The request: Find every line with the string "gräns" in it, count them, and reply with that count only.

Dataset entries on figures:

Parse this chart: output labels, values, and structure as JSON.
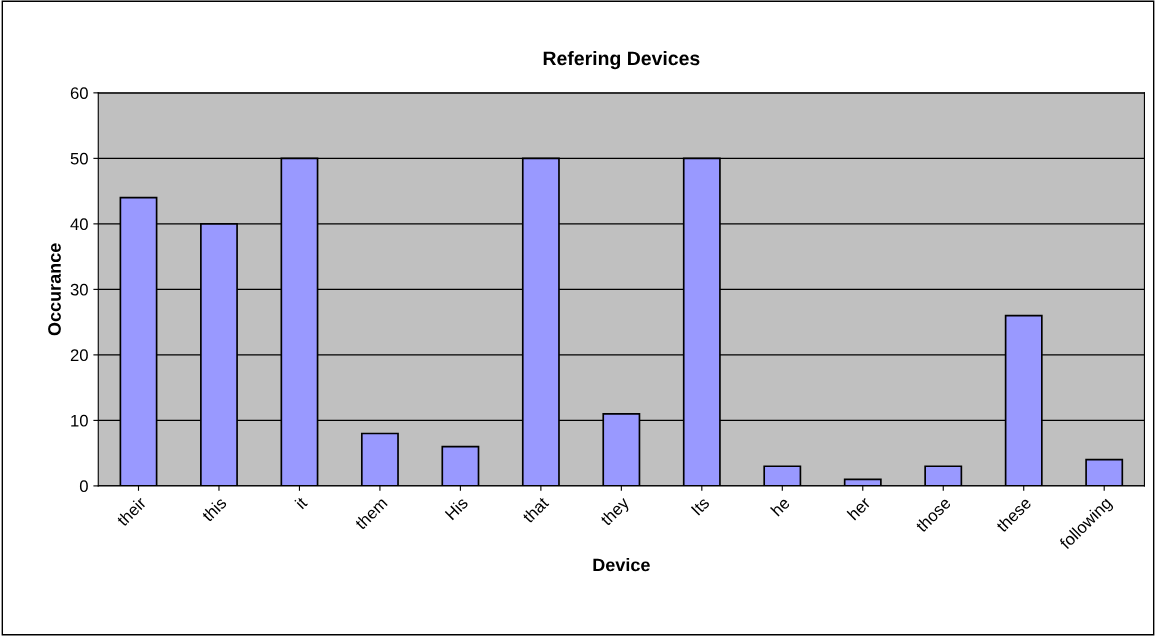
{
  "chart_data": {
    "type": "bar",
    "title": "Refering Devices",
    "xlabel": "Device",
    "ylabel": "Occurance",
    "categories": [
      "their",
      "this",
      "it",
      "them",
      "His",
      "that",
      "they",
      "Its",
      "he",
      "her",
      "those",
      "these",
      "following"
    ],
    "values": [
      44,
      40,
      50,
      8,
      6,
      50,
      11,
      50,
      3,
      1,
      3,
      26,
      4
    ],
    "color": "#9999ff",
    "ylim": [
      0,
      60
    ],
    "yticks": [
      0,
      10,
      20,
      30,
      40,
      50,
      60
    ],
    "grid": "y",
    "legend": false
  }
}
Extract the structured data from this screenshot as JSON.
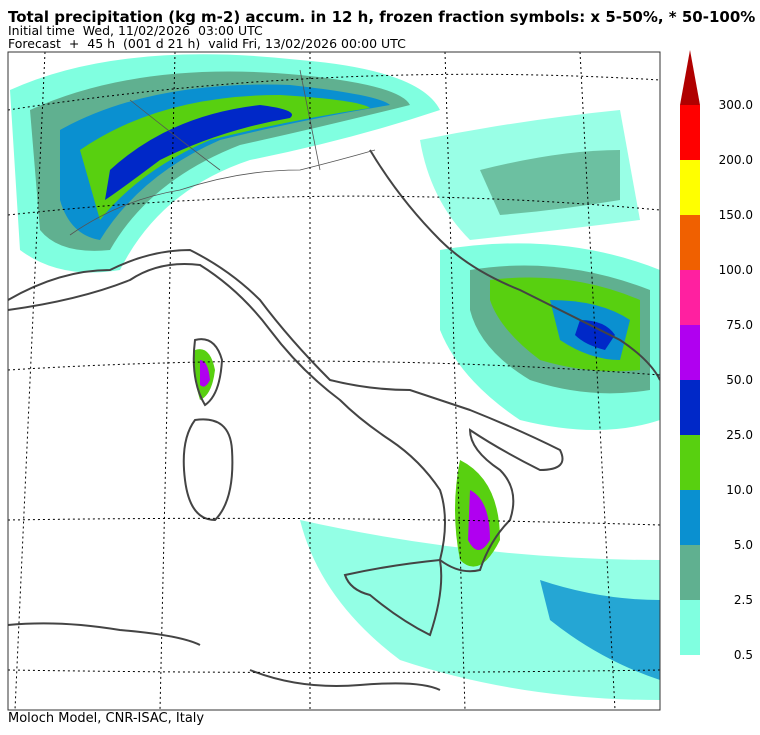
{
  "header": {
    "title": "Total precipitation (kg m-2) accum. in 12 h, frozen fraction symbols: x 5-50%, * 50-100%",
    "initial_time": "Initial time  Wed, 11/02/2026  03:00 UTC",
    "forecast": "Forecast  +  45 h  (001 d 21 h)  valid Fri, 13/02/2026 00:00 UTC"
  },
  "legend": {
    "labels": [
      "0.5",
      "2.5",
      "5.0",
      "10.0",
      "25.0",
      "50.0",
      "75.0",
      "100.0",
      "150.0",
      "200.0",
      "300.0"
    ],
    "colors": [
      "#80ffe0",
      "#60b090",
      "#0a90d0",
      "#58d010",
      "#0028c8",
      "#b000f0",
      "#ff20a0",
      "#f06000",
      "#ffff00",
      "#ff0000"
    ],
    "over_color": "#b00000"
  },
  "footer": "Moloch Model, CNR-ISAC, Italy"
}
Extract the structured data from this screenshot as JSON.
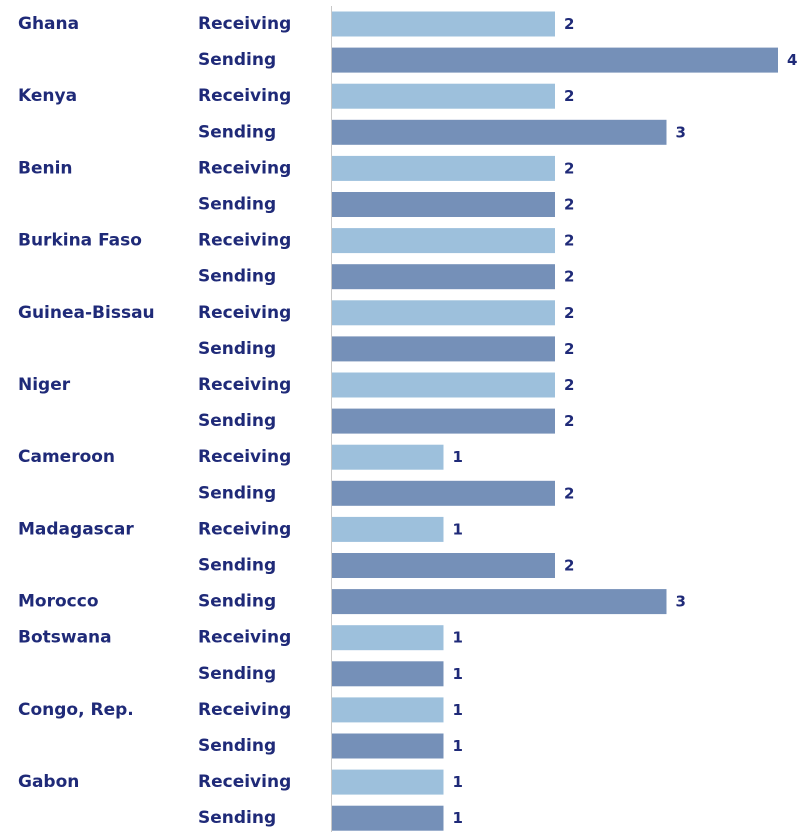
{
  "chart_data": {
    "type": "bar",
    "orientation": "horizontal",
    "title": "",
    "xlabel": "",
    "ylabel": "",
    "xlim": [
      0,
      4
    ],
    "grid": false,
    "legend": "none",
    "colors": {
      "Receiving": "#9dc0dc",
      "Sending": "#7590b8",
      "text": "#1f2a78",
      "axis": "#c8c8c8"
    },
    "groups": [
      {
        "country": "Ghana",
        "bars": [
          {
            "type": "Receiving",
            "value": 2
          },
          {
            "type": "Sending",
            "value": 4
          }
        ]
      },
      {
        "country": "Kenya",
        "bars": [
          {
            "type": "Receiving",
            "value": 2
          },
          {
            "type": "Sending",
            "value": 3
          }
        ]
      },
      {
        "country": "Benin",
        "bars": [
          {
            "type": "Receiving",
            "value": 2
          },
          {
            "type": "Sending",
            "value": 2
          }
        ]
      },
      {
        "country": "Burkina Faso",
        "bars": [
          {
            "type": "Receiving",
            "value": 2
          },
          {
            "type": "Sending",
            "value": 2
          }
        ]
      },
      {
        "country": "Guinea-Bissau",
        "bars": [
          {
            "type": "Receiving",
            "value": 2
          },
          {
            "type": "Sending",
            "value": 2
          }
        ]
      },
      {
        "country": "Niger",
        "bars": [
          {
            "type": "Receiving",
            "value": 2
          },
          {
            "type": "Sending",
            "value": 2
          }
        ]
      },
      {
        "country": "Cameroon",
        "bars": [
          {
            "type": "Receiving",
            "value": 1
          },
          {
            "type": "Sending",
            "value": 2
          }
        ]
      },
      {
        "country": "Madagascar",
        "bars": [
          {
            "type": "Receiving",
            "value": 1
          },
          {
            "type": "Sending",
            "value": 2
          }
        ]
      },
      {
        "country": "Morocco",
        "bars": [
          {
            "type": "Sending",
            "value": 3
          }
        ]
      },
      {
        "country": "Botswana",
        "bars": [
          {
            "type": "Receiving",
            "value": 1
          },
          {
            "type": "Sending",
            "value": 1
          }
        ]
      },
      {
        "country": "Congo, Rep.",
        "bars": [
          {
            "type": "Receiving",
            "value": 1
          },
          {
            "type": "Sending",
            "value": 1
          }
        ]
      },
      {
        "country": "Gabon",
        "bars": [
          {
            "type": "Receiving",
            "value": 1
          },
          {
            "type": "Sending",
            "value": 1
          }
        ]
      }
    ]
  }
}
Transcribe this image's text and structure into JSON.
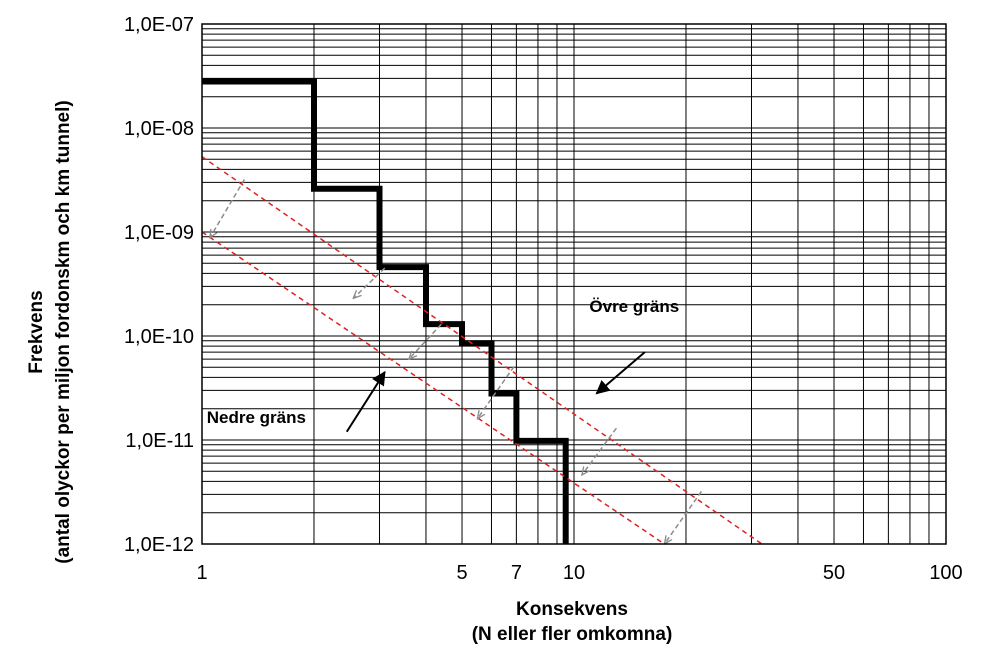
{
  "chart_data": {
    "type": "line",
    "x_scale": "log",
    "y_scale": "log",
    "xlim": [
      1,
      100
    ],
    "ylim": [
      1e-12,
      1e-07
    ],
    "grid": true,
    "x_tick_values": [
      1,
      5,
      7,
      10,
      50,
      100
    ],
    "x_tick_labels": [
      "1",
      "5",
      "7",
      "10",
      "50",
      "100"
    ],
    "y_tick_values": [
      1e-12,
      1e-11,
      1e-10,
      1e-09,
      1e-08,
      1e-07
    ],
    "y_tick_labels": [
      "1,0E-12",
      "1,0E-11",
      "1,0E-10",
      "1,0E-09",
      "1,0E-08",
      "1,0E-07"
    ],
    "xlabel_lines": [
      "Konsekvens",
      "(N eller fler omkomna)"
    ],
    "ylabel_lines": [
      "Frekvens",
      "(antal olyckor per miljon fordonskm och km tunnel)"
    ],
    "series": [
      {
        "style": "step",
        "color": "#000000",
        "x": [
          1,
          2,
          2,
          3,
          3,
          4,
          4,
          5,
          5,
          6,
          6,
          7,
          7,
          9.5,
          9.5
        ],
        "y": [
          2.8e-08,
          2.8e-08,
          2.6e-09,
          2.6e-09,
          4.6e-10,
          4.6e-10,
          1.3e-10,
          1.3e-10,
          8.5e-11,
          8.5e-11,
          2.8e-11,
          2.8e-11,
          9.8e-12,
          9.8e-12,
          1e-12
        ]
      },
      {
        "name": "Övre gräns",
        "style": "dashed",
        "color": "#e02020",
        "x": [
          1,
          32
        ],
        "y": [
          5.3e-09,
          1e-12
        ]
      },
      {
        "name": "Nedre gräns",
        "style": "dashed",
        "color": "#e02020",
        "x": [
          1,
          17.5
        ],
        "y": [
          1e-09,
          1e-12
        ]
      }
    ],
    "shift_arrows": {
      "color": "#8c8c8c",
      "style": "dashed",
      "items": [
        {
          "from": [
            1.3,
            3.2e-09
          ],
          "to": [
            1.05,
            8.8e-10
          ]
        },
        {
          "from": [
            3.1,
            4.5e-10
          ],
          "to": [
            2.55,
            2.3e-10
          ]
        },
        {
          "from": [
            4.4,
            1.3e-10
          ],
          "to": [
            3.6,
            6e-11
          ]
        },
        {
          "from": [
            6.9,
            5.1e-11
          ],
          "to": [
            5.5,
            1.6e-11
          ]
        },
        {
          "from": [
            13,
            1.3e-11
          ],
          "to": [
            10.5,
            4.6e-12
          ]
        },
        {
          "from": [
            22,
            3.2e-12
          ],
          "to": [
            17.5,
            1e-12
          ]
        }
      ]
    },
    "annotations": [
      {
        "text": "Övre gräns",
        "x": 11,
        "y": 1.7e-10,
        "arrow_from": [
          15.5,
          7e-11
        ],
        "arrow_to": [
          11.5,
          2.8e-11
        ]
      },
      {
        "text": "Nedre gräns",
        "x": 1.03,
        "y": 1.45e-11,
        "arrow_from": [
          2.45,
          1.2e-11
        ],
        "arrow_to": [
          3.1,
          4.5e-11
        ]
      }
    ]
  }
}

Task output: 4